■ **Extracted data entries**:
·····

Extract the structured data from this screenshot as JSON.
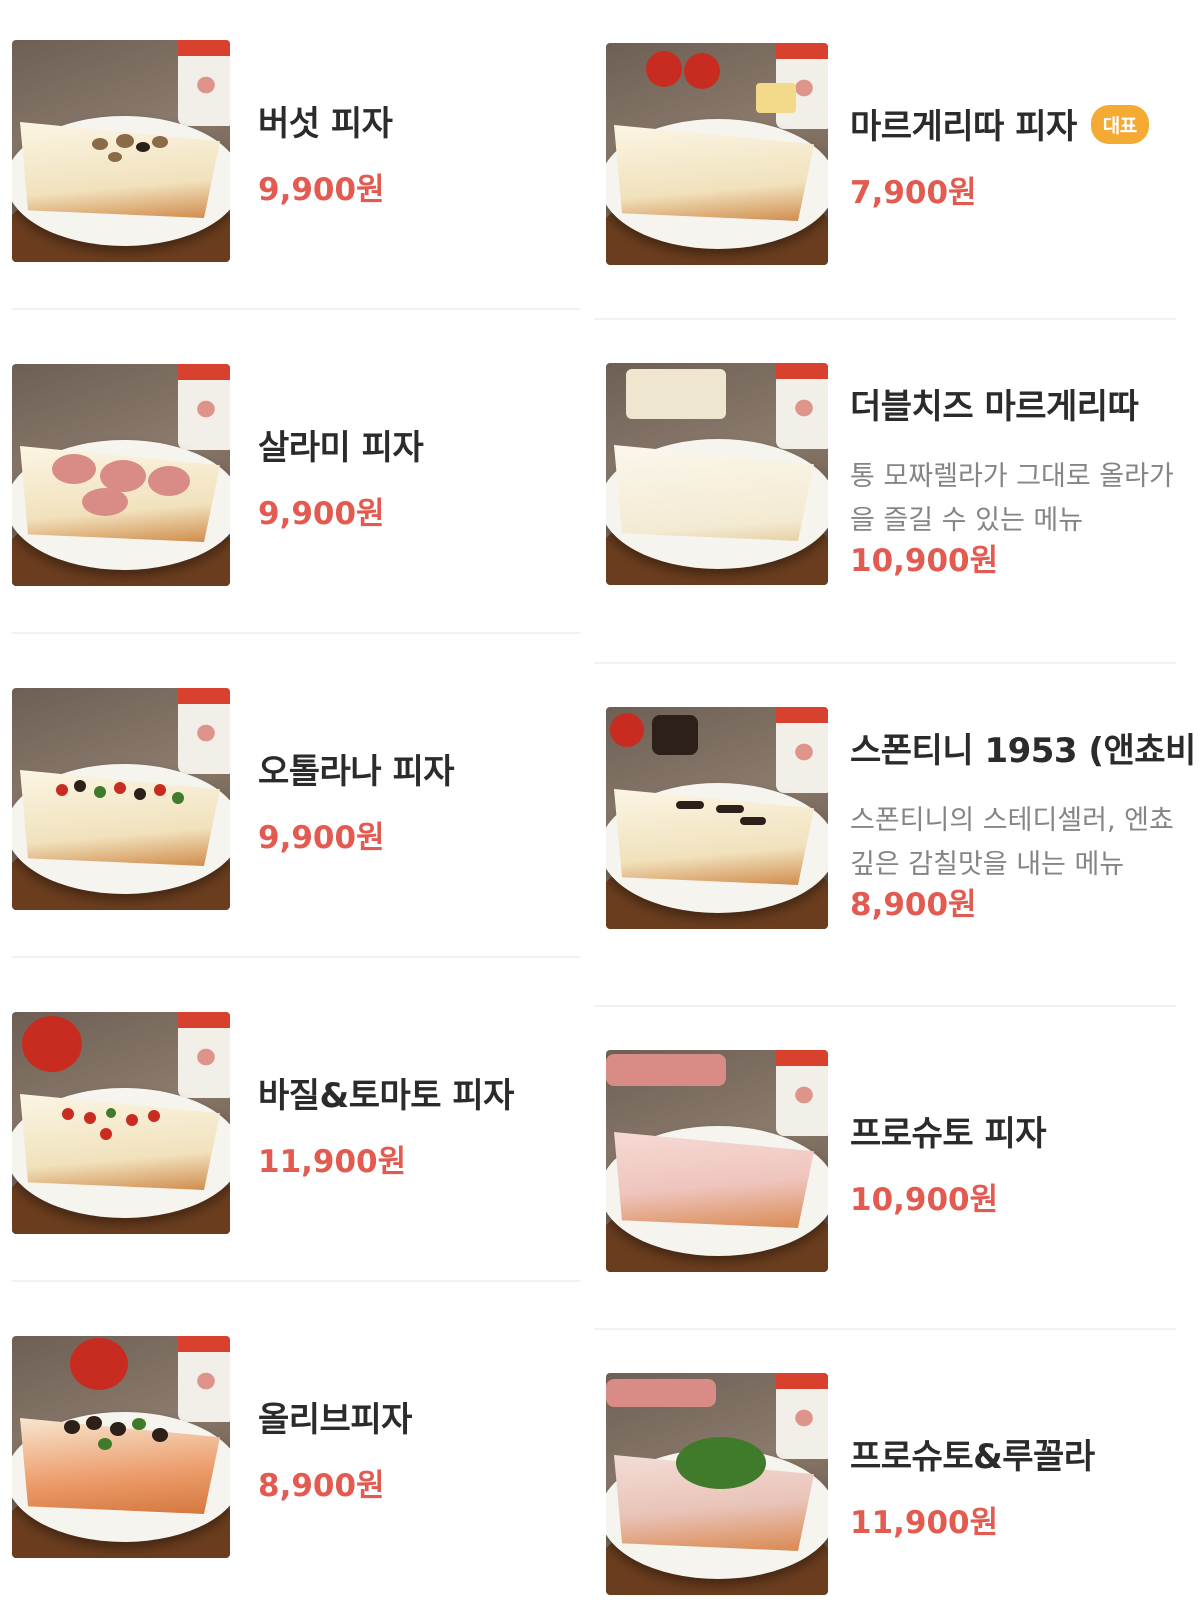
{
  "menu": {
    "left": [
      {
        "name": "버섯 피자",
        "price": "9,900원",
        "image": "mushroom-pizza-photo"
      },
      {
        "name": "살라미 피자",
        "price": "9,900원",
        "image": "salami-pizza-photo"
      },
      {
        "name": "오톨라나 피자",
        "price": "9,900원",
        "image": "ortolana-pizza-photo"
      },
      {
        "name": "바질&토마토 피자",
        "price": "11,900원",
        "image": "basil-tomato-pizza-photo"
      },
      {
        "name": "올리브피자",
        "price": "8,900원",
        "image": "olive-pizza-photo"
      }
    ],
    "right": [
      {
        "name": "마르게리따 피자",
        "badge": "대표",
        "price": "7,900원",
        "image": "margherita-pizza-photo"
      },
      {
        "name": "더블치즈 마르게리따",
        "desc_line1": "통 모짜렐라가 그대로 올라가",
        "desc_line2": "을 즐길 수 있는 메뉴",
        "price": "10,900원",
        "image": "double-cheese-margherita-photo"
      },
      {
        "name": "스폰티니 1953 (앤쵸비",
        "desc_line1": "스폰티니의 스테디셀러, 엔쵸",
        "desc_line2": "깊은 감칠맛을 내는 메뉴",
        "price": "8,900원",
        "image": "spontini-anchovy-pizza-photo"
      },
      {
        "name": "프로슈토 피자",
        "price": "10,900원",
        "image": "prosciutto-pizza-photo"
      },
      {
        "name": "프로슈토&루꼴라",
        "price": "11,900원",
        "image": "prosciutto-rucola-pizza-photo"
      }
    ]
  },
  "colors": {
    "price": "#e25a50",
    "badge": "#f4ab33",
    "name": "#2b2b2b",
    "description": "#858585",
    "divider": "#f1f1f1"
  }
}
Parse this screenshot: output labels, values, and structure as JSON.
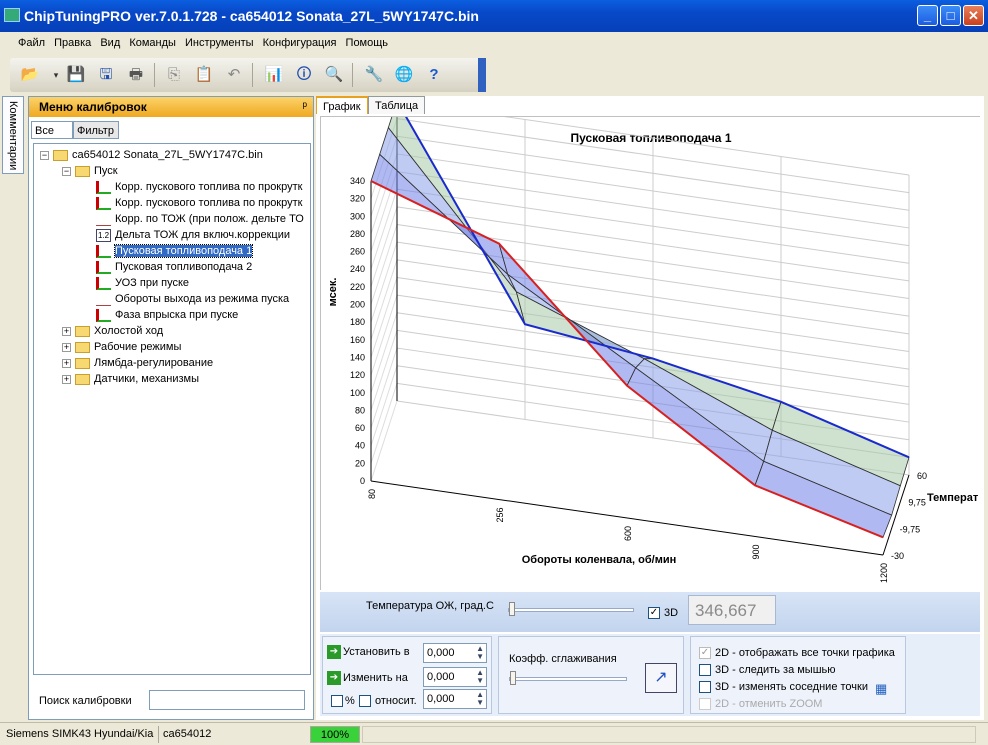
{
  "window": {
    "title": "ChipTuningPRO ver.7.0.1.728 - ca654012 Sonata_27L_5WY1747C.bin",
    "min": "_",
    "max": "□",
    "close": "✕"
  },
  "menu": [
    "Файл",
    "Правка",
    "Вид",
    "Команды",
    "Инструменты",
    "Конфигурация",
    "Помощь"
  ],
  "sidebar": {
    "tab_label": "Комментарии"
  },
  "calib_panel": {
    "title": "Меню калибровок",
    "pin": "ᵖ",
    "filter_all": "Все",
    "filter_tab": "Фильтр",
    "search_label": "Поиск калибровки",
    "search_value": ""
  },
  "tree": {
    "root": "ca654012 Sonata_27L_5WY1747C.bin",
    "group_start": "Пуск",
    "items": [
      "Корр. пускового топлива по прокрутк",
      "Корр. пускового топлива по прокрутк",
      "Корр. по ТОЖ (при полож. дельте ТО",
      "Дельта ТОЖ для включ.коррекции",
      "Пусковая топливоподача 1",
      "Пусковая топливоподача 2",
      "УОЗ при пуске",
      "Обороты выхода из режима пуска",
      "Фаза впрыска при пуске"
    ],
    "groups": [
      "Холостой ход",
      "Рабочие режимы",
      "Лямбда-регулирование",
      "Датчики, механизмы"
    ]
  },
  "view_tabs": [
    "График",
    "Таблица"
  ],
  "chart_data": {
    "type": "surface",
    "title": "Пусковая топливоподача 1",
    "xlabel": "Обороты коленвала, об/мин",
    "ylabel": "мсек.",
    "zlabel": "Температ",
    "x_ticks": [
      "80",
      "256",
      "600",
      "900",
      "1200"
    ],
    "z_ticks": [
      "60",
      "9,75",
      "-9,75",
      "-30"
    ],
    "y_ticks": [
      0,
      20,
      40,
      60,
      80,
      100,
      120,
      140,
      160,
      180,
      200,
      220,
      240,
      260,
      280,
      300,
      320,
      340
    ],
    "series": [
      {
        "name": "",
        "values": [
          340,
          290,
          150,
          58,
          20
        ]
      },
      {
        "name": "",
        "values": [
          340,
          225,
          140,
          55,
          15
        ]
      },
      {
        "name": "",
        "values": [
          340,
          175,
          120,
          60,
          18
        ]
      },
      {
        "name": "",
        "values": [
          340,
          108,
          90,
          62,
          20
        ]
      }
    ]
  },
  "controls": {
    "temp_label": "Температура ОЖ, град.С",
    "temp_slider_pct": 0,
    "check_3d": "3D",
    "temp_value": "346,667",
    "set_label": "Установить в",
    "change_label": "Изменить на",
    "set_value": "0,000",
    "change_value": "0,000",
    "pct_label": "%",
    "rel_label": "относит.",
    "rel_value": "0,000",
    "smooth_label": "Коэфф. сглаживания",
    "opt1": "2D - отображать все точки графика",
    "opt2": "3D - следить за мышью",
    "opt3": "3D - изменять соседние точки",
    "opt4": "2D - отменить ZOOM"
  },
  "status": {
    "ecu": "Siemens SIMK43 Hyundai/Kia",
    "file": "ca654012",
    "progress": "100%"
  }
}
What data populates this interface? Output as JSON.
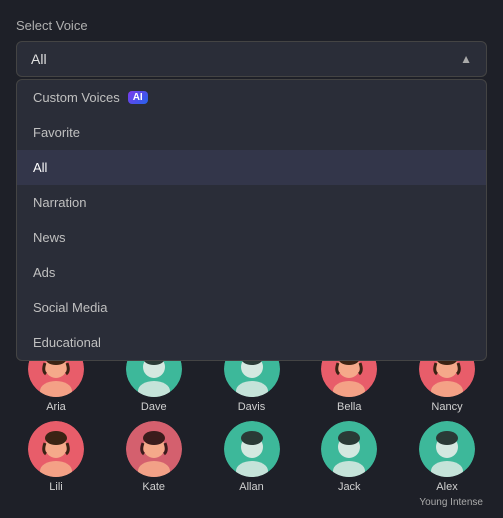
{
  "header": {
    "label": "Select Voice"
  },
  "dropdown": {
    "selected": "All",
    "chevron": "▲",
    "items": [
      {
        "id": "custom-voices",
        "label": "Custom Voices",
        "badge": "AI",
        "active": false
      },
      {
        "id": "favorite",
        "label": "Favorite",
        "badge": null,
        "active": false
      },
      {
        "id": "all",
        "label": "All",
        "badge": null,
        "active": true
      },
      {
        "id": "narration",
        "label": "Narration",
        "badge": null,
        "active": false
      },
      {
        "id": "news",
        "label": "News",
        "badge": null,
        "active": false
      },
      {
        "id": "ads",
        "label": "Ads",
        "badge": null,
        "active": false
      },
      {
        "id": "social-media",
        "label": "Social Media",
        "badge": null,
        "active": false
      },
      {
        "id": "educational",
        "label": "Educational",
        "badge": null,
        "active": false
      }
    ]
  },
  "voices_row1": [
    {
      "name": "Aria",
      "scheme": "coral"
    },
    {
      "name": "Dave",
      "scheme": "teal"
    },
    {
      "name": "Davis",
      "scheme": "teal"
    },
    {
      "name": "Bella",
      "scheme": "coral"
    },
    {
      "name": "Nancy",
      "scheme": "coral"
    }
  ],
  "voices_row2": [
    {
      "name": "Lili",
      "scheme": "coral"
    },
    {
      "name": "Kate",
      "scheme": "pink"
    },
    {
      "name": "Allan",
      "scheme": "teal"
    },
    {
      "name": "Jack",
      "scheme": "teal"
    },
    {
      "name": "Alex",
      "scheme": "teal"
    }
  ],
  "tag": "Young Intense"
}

·····

■ **PROMPT**:
Select every line above that contains the word "топливоподача", and copy it.

■ **EXPECTED OUTPUT**:
      "Пусковая топливоподача 1",
      "Пусковая топливоподача 2",
    "title": "Пусковая топливоподача 1",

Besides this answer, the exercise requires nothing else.